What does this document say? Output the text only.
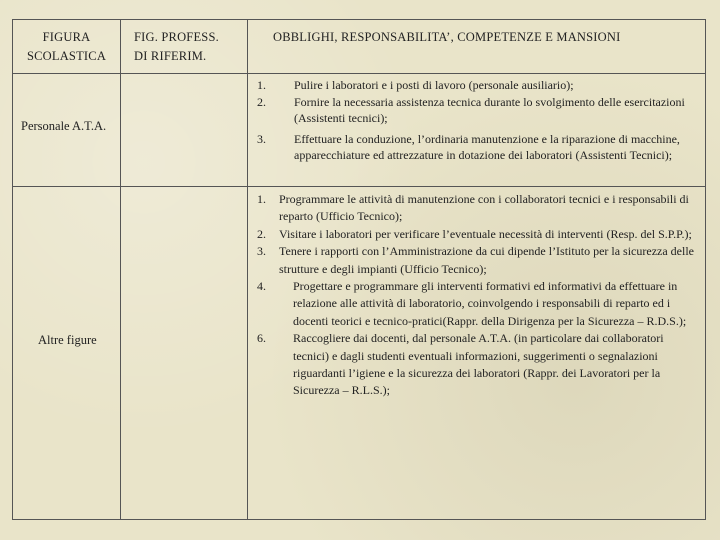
FIGURA
SCOLASTICA
FIG. PROFESS.
DI RIFERIM.
OBBLIGHI, RESPONSABILITA’, COMPETENZE E MANSIONI
Personale A.T.A.
1. Pulire i laboratori e i posti di lavoro (personale ausiliario);
2. Fornire la necessaria assistenza tecnica durante lo svolgimento delle esercitazioni (Assistenti tecnici);
3. Effettuare la conduzione, l’ordinaria manutenzione e la riparazione di macchine, apparecchiature ed attrezzature in dotazione dei laboratori (Assistenti Tecnici);
Altre figure
1. Programmare le attività di manutenzione con i collaboratori tecnici e i responsabili di reparto (Ufficio Tecnico);
2. Visitare i laboratori per verificare l’eventuale necessità di interventi (Resp. del S.P.P.);
3. Tenere i rapporti con l’Amministrazione da cui dipende l’Istituto per la sicurezza delle strutture e degli impianti (Ufficio Tecnico);
4. Progettare e programmare gli interventi formativi ed informativi da effettuare in relazione alle attività di laboratorio, coinvolgendo i responsabili di reparto ed i docenti teorici e tecnico-pratici(Rappr. della Dirigenza per la Sicurezza – R.D.S.);
6. Raccogliere dai docenti, dal personale A.T.A. (in particolare dai collaboratori tecnici) e dagli studenti eventuali informazioni, suggerimenti o segnalazioni riguardanti l’igiene e la sicurezza dei laboratori (Rappr. dei Lavoratori per la Sicurezza – R.L.S.);
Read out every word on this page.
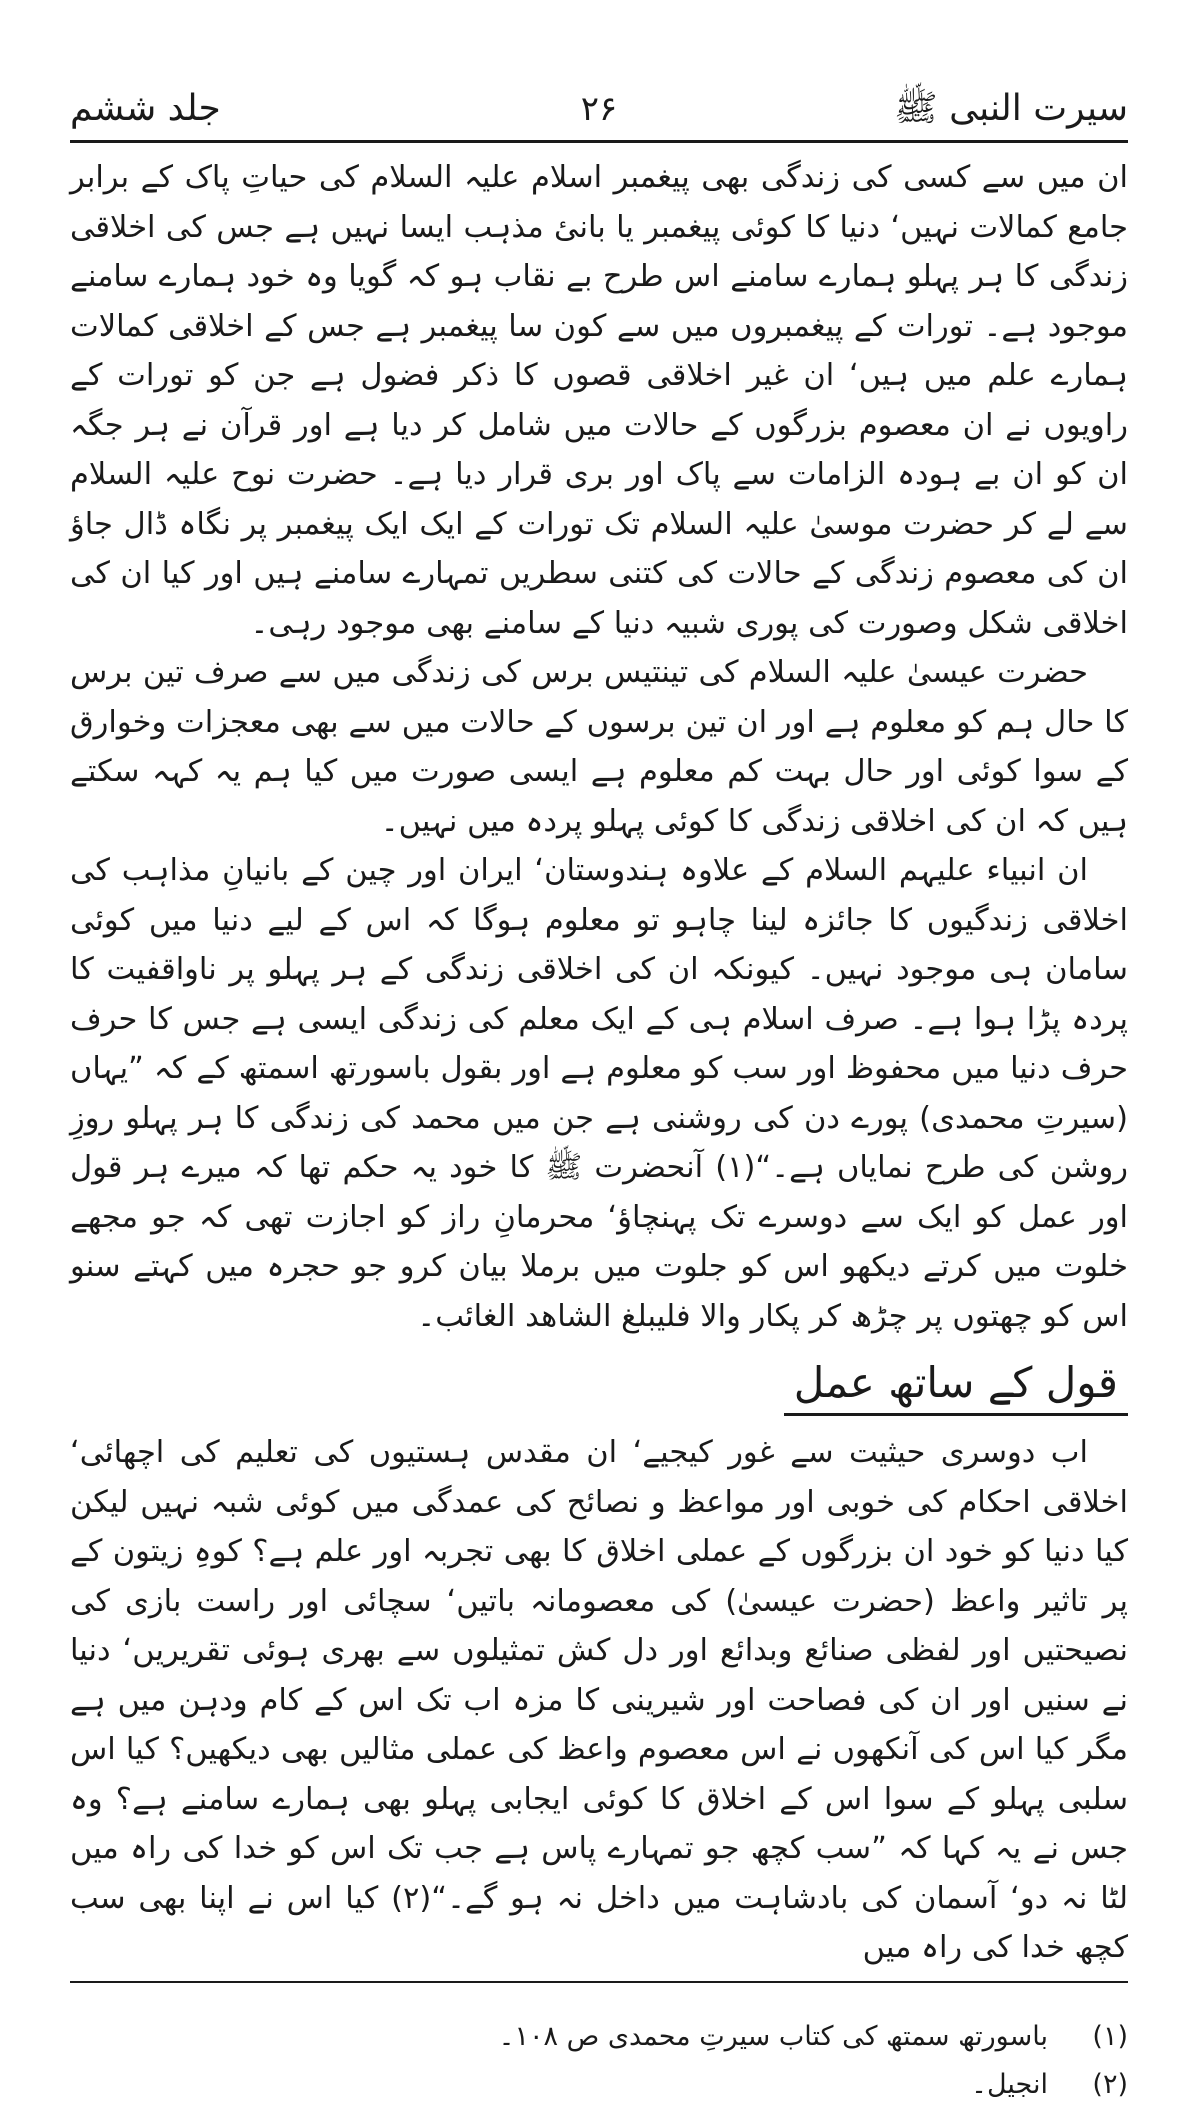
سیرت النبی ﷺ
۲۶
جلد ششم

ان میں سے کسی کی زندگی بھی پیغمبر اسلام علیہ السلام کی حیاتِ پاک کے برابر جامع کمالات نہیں‘ دنیا کا کوئی پیغمبر یا بانیٔ مذہب ایسا نہیں ہے جس کی اخلاقی زندگی کا ہر پہلو ہمارے سامنے اس طرح بے نقاب ہو کہ گویا وہ خود ہمارے سامنے موجود ہے۔ تورات کے پیغمبروں میں سے کون سا پیغمبر ہے جس کے اخلاقی کمالات ہمارے علم میں ہیں‘ ان غیر اخلاقی قصوں کا ذکر فضول ہے جن کو تورات کے راویوں نے ان معصوم بزرگوں کے حالات میں شامل کر دیا ہے اور قرآن نے ہر جگہ ان کو ان بے ہودہ الزامات سے پاک اور بری قرار دیا ہے۔ حضرت نوح علیہ السلام سے لے کر حضرت موسیٰ علیہ السلام تک تورات کے ایک ایک پیغمبر پر نگاہ ڈال جاؤ ان کی معصوم زندگی کے حالات کی کتنی سطریں تمہارے سامنے ہیں اور کیا ان کی اخلاقی شکل وصورت کی پوری شبیہ دنیا کے سامنے بھی موجود رہی۔

حضرت عیسیٰ علیہ السلام کی تینتیس برس کی زندگی میں سے صرف تین برس کا حال ہم کو معلوم ہے اور ان تین برسوں کے حالات میں سے بھی معجزات وخوارق کے سوا کوئی اور حال بہت کم معلوم ہے ایسی صورت میں کیا ہم یہ کہہ سکتے ہیں کہ ان کی اخلاقی زندگی کا کوئی پہلو پردہ میں نہیں۔

ان انبیاء علیہم السلام کے علاوہ ہندوستان‘ ایران اور چین کے بانیانِ مذاہب کی اخلاقی زندگیوں کا جائزہ لینا چاہو تو معلوم ہوگا کہ اس کے لیے دنیا میں کوئی سامان ہی موجود نہیں۔ کیونکہ ان کی اخلاقی زندگی کے ہر پہلو پر ناواقفیت کا پردہ پڑا ہوا ہے۔ صرف اسلام ہی کے ایک معلم کی زندگی ایسی ہے جس کا حرف حرف دنیا میں محفوظ اور سب کو معلوم ہے اور بقول باسورتھ اسمتھ کے کہ ”یہاں (سیرتِ محمدی) پورے دن کی روشنی ہے جن میں محمد کی زندگی کا ہر پہلو روزِ روشن کی طرح نمایاں ہے۔“(۱) آنحضرت ﷺ کا خود یہ حکم تھا کہ میرے ہر قول اور عمل کو ایک سے دوسرے تک پہنچاؤ‘ محرمانِ راز کو اجازت تھی کہ جو مجھے خلوت میں کرتے دیکھو اس کو جلوت میں برملا بیان کرو جو حجرہ میں کہتے سنو اس کو چھتوں پر چڑھ کر پکار والا فلیبلغ الشاھد الغائب۔

قول کے ساتھ عمل

اب دوسری حیثیت سے غور کیجیے‘ ان مقدس ہستیوں کی تعلیم کی اچھائی‘ اخلاقی احکام کی خوبی اور مواعظ و نصائح کی عمدگی میں کوئی شبہ نہیں لیکن کیا دنیا کو خود ان بزرگوں کے عملی اخلاق کا بھی تجربہ اور علم ہے؟ کوہِ زیتون کے پر تاثیر واعظ (حضرت عیسیٰ) کی معصومانہ باتیں‘ سچائی اور راست بازی کی نصیحتیں اور لفظی صنائع وبدائع اور دل کش تمثیلوں سے بھری ہوئی تقریریں‘ دنیا نے سنیں اور ان کی فصاحت اور شیرینی کا مزہ اب تک اس کے کام ودہن میں ہے مگر کیا اس کی آنکھوں نے اس معصوم واعظ کی عملی مثالیں بھی دیکھیں؟ کیا اس سلبی پہلو کے سوا اس کے اخلاق کا کوئی ایجابی پہلو بھی ہمارے سامنے ہے؟ وہ جس نے یہ کہا کہ ”سب کچھ جو تمہارے پاس ہے جب تک اس کو خدا کی راہ میں لٹا نہ دو‘ آسمان کی بادشاہت میں داخل نہ ہو گے۔“(۲) کیا اس نے اپنا بھی سب کچھ خدا کی راہ میں

(۱)
باسورتھ سمتھ کی کتاب سیرتِ محمدی ص ۱۰۸۔
(۲)
انجیل۔
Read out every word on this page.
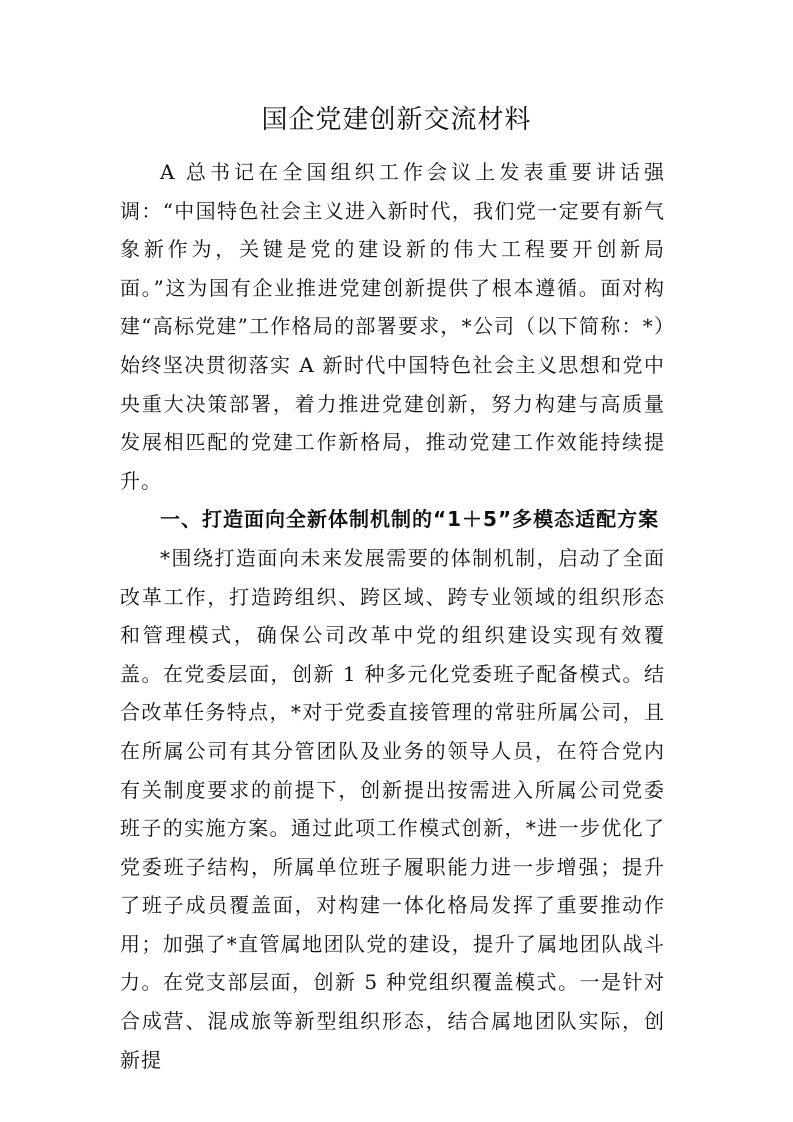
国企党建创新交流材料

A 总书记在全国组织工作会议上发表重要讲话强调：“中国特色社会主义进入新时代，我们党一定要有新气象新作为，关键是党的建设新的伟大工程要开创新局面。”这为国有企业推进党建创新提供了根本遵循。面对构建“高标党建”工作格局的部署要求，*公司（以下简称：*）始终坚决贯彻落实 A 新时代中国特色社会主义思想和党中央重大决策部署，着力推进党建创新，努力构建与高质量发展相匹配的党建工作新格局，推动党建工作效能持续提升。

一、打造面向全新体制机制的“1＋5”多模态适配方案

*围绕打造面向未来发展需要的体制机制，启动了全面改革工作，打造跨组织、跨区域、跨专业领域的组织形态和管理模式，确保公司改革中党的组织建设实现有效覆盖。在党委层面，创新 1 种多元化党委班子配备模式。结合改革任务特点，*对于党委直接管理的常驻所属公司，且在所属公司有其分管团队及业务的领导人员，在符合党内有关制度要求的前提下，创新提出按需进入所属公司党委班子的实施方案。通过此项工作模式创新，*进一步优化了党委班子结构，所属单位班子履职能力进一步增强；提升了班子成员覆盖面，对构建一体化格局发挥了重要推动作用；加强了*直管属地团队党的建设，提升了属地团队战斗力。在党支部层面，创新 5 种党组织覆盖模式。一是针对合成营、混成旅等新型组织形态，结合属地团队实际，创新提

━━━━━━━━━━

▶ [STATED PROBLEM]:
Copy every record character for character. Skip the pictures.

▶ [SOLUTION TO THIS PROBLEM]:
What does this document say? Output the text only.
FIGURA
SCOLASTICA
FIG. PROFESS.
DI RIFERIM.
OBBLIGHI, RESPONSABILITA’, COMPETENZE E MANSIONI
Personale A.T.A.
1. Pulire i laboratori e i posti di lavoro (personale ausiliario);
2. Fornire la necessaria assistenza tecnica durante lo svolgimento delle esercitazioni (Assistenti tecnici);
3. Effettuare la conduzione, l’ordinaria manutenzione e la riparazione di macchine, apparecchiature ed attrezzature in dotazione dei laboratori (Assistenti Tecnici);
Altre figure
1. Programmare le attività di manutenzione con i collaboratori tecnici e i responsabili di reparto (Ufficio Tecnico);
2. Visitare i laboratori per verificare l’eventuale necessità di interventi (Resp. del S.P.P.);
3. Tenere i rapporti con l’Amministrazione da cui dipende l’Istituto per la sicurezza delle strutture e degli impianti (Ufficio Tecnico);
4. Progettare e programmare gli interventi formativi ed informativi da effettuare in relazione alle attività di laboratorio, coinvolgendo i responsabili di reparto ed i docenti teorici e tecnico-pratici(Rappr. della Dirigenza per la Sicurezza – R.D.S.);
6. Raccogliere dai docenti, dal personale A.T.A. (in particolare dai collaboratori tecnici) e dagli studenti eventuali informazioni, suggerimenti o segnalazioni riguardanti l’igiene e la sicurezza dei laboratori (Rappr. dei Lavoratori per la Sicurezza – R.L.S.);
Read out every word on this page.
سیرت النبی ﷺ
۲۶
جلد ششم

ان میں سے کسی کی زندگی بھی پیغمبر اسلام علیہ السلام کی حیاتِ پاک کے برابر جامع کمالات نہیں‘ دنیا کا کوئی پیغمبر یا بانیٔ مذہب ایسا نہیں ہے جس کی اخلاقی زندگی کا ہر پہلو ہمارے سامنے اس طرح بے نقاب ہو کہ گویا وہ خود ہمارے سامنے موجود ہے۔ تورات کے پیغمبروں میں سے کون سا پیغمبر ہے جس کے اخلاقی کمالات ہمارے علم میں ہیں‘ ان غیر اخلاقی قصوں کا ذکر فضول ہے جن کو تورات کے راویوں نے ان معصوم بزرگوں کے حالات میں شامل کر دیا ہے اور قرآن نے ہر جگہ ان کو ان بے ہودہ الزامات سے پاک اور بری قرار دیا ہے۔ حضرت نوح علیہ السلام سے لے کر حضرت موسیٰ علیہ السلام تک تورات کے ایک ایک پیغمبر پر نگاہ ڈال جاؤ ان کی معصوم زندگی کے حالات کی کتنی سطریں تمہارے سامنے ہیں اور کیا ان کی اخلاقی شکل وصورت کی پوری شبیہ دنیا کے سامنے بھی موجود رہی۔

حضرت عیسیٰ علیہ السلام کی تینتیس برس کی زندگی میں سے صرف تین برس کا حال ہم کو معلوم ہے اور ان تین برسوں کے حالات میں سے بھی معجزات وخوارق کے سوا کوئی اور حال بہت کم معلوم ہے ایسی صورت میں کیا ہم یہ کہہ سکتے ہیں کہ ان کی اخلاقی زندگی کا کوئی پہلو پردہ میں نہیں۔

ان انبیاء علیہم السلام کے علاوہ ہندوستان‘ ایران اور چین کے بانیانِ مذاہب کی اخلاقی زندگیوں کا جائزہ لینا چاہو تو معلوم ہوگا کہ اس کے لیے دنیا میں کوئی سامان ہی موجود نہیں۔ کیونکہ ان کی اخلاقی زندگی کے ہر پہلو پر ناواقفیت کا پردہ پڑا ہوا ہے۔ صرف اسلام ہی کے ایک معلم کی زندگی ایسی ہے جس کا حرف حرف دنیا میں محفوظ اور سب کو معلوم ہے اور بقول باسورتھ اسمتھ کے کہ ”یہاں (سیرتِ محمدی) پورے دن کی روشنی ہے جن میں محمد کی زندگی کا ہر پہلو روزِ روشن کی طرح نمایاں ہے۔“(۱) آنحضرت ﷺ کا خود یہ حکم تھا کہ میرے ہر قول اور عمل کو ایک سے دوسرے تک پہنچاؤ‘ محرمانِ راز کو اجازت تھی کہ جو مجھے خلوت میں کرتے دیکھو اس کو جلوت میں برملا بیان کرو جو حجرہ میں کہتے سنو اس کو چھتوں پر چڑھ کر پکار والا فلیبلغ الشاھد الغائب۔

قول کے ساتھ عمل

اب دوسری حیثیت سے غور کیجیے‘ ان مقدس ہستیوں کی تعلیم کی اچھائی‘ اخلاقی احکام کی خوبی اور مواعظ و نصائح کی عمدگی میں کوئی شبہ نہیں لیکن کیا دنیا کو خود ان بزرگوں کے عملی اخلاق کا بھی تجربہ اور علم ہے؟ کوہِ زیتون کے پر تاثیر واعظ (حضرت عیسیٰ) کی معصومانہ باتیں‘ سچائی اور راست بازی کی نصیحتیں اور لفظی صنائع وبدائع اور دل کش تمثیلوں سے بھری ہوئی تقریریں‘ دنیا نے سنیں اور ان کی فصاحت اور شیرینی کا مزہ اب تک اس کے کام ودہن میں ہے مگر کیا اس کی آنکھوں نے اس معصوم واعظ کی عملی مثالیں بھی دیکھیں؟ کیا اس سلبی پہلو کے سوا اس کے اخلاق کا کوئی ایجابی پہلو بھی ہمارے سامنے ہے؟ وہ جس نے یہ کہا کہ ”سب کچھ جو تمہارے پاس ہے جب تک اس کو خدا کی راہ میں لٹا نہ دو‘ آسمان کی بادشاہت میں داخل نہ ہو گے۔“(۲) کیا اس نے اپنا بھی سب کچھ خدا کی راہ میں

(۱)
باسورتھ سمتھ کی کتاب سیرتِ محمدی ص ۱۰۸۔
(۲)
انجیل۔
Read out every word on this page.
国企党建创新交流材料

A 总书记在全国组织工作会议上发表重要讲话强调：“中国特色社会主义进入新时代，我们党一定要有新气象新作为，关键是党的建设新的伟大工程要开创新局面。”这为国有企业推进党建创新提供了根本遵循。面对构建“高标党建”工作格局的部署要求，*公司（以下简称：*）始终坚决贯彻落实 A 新时代中国特色社会主义思想和党中央重大决策部署，着力推进党建创新，努力构建与高质量发展相匹配的党建工作新格局，推动党建工作效能持续提升。

一、打造面向全新体制机制的“1＋5”多模态适配方案

*围绕打造面向未来发展需要的体制机制，启动了全面改革工作，打造跨组织、跨区域、跨专业领域的组织形态和管理模式，确保公司改革中党的组织建设实现有效覆盖。在党委层面，创新 1 种多元化党委班子配备模式。结合改革任务特点，*对于党委直接管理的常驻所属公司，且在所属公司有其分管团队及业务的领导人员，在符合党内有关制度要求的前提下，创新提出按需进入所属公司党委班子的实施方案。通过此项工作模式创新，*进一步优化了党委班子结构，所属单位班子履职能力进一步增强；提升了班子成员覆盖面，对构建一体化格局发挥了重要推动作用；加强了*直管属地团队党的建设，提升了属地团队战斗力。在党支部层面，创新 5 种党组织覆盖模式。一是针对合成营、混成旅等新型组织形态，结合属地团队实际，创新提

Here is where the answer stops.